* [What you need to do]
Below is a set of records; restate each one word for word.
——————
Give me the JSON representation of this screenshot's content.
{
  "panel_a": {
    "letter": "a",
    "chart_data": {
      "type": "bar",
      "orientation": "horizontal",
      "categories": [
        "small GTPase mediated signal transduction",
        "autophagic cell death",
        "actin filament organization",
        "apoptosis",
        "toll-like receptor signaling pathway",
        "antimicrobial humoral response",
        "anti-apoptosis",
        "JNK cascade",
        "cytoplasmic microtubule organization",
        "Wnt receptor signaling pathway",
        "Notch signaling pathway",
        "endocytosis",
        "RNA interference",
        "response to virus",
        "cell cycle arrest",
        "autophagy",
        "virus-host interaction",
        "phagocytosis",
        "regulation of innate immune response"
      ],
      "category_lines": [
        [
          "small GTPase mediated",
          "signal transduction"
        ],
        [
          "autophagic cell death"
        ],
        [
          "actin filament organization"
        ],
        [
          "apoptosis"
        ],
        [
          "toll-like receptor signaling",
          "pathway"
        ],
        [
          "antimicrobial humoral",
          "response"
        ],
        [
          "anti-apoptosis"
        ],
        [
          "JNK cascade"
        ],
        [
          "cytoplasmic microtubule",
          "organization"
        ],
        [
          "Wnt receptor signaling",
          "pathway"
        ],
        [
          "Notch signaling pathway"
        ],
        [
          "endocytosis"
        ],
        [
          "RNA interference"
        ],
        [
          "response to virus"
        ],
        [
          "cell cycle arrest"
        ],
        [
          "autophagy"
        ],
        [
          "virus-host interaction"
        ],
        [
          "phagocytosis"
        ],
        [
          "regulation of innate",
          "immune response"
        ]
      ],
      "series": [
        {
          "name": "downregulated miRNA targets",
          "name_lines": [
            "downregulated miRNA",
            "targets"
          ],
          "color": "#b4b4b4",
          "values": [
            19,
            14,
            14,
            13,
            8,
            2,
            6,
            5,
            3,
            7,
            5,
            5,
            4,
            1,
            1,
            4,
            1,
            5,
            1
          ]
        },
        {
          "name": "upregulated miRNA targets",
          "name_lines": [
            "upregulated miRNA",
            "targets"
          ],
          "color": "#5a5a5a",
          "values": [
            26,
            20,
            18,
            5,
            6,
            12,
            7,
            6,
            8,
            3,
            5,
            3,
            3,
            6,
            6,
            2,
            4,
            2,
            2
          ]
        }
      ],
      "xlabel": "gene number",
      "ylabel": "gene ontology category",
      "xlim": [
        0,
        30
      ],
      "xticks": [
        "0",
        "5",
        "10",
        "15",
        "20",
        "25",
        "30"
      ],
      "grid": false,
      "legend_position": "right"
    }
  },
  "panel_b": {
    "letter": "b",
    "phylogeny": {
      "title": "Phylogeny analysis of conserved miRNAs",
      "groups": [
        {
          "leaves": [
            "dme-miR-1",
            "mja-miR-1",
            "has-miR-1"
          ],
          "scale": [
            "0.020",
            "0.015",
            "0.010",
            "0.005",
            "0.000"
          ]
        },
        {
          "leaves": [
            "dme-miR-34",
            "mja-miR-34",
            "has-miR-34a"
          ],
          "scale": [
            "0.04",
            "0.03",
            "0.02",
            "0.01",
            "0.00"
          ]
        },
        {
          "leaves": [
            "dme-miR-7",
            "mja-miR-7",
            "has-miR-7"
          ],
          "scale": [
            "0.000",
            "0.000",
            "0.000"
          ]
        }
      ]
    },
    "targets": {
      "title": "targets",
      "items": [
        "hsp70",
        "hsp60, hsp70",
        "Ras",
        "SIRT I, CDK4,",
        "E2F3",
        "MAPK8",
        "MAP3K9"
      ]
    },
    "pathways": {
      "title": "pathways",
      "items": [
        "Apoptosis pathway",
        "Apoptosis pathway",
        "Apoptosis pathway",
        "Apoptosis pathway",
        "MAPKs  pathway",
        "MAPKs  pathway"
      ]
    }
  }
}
——————
* [Solution to the exercise]
Give me the JSON representation of this screenshot's content.
{
  "panel_a": {
    "letter": "a",
    "chart_data": {
      "type": "bar",
      "orientation": "horizontal",
      "categories": [
        "small GTPase mediated signal transduction",
        "autophagic cell death",
        "actin filament organization",
        "apoptosis",
        "toll-like receptor signaling pathway",
        "antimicrobial humoral response",
        "anti-apoptosis",
        "JNK cascade",
        "cytoplasmic microtubule organization",
        "Wnt receptor signaling pathway",
        "Notch signaling pathway",
        "endocytosis",
        "RNA interference",
        "response to virus",
        "cell cycle arrest",
        "autophagy",
        "virus-host interaction",
        "phagocytosis",
        "regulation of innate immune response"
      ],
      "category_lines": [
        [
          "small GTPase mediated",
          "signal transduction"
        ],
        [
          "autophagic cell death"
        ],
        [
          "actin filament organization"
        ],
        [
          "apoptosis"
        ],
        [
          "toll-like receptor signaling",
          "pathway"
        ],
        [
          "antimicrobial humoral",
          "response"
        ],
        [
          "anti-apoptosis"
        ],
        [
          "JNK cascade"
        ],
        [
          "cytoplasmic microtubule",
          "organization"
        ],
        [
          "Wnt receptor signaling",
          "pathway"
        ],
        [
          "Notch signaling pathway"
        ],
        [
          "endocytosis"
        ],
        [
          "RNA interference"
        ],
        [
          "response to virus"
        ],
        [
          "cell cycle arrest"
        ],
        [
          "autophagy"
        ],
        [
          "virus-host interaction"
        ],
        [
          "phagocytosis"
        ],
        [
          "regulation of innate",
          "immune response"
        ]
      ],
      "series": [
        {
          "name": "downregulated miRNA targets",
          "name_lines": [
            "downregulated miRNA",
            "targets"
          ],
          "color": "#b4b4b4",
          "values": [
            19,
            14,
            14,
            13,
            8,
            2,
            6,
            5,
            3,
            7,
            5,
            5,
            4,
            1,
            1,
            4,
            1,
            5,
            1
          ]
        },
        {
          "name": "upregulated miRNA targets",
          "name_lines": [
            "upregulated miRNA",
            "targets"
          ],
          "color": "#5a5a5a",
          "values": [
            26,
            20,
            18,
            5,
            6,
            12,
            7,
            6,
            8,
            3,
            5,
            3,
            3,
            6,
            6,
            2,
            4,
            2,
            2
          ]
        }
      ],
      "xlabel": "gene number",
      "ylabel": "gene ontology category",
      "xlim": [
        0,
        30
      ],
      "xticks": [
        "0",
        "5",
        "10",
        "15",
        "20",
        "25",
        "30"
      ],
      "grid": false,
      "legend_position": "right"
    }
  },
  "panel_b": {
    "letter": "b",
    "phylogeny": {
      "title": "Phylogeny analysis of conserved miRNAs",
      "groups": [
        {
          "leaves": [
            "dme-miR-1",
            "mja-miR-1",
            "has-miR-1"
          ],
          "scale": [
            "0.020",
            "0.015",
            "0.010",
            "0.005",
            "0.000"
          ]
        },
        {
          "leaves": [
            "dme-miR-34",
            "mja-miR-34",
            "has-miR-34a"
          ],
          "scale": [
            "0.04",
            "0.03",
            "0.02",
            "0.01",
            "0.00"
          ]
        },
        {
          "leaves": [
            "dme-miR-7",
            "mja-miR-7",
            "has-miR-7"
          ],
          "scale": [
            "0.000",
            "0.000",
            "0.000"
          ]
        }
      ]
    },
    "targets": {
      "title": "targets",
      "items": [
        "hsp70",
        "hsp60, hsp70",
        "Ras",
        "SIRT I, CDK4,",
        "E2F3",
        "MAPK8",
        "MAP3K9"
      ]
    },
    "pathways": {
      "title": "pathways",
      "items": [
        "Apoptosis pathway",
        "Apoptosis pathway",
        "Apoptosis pathway",
        "Apoptosis pathway",
        "MAPKs  pathway",
        "MAPKs  pathway"
      ]
    }
  }
}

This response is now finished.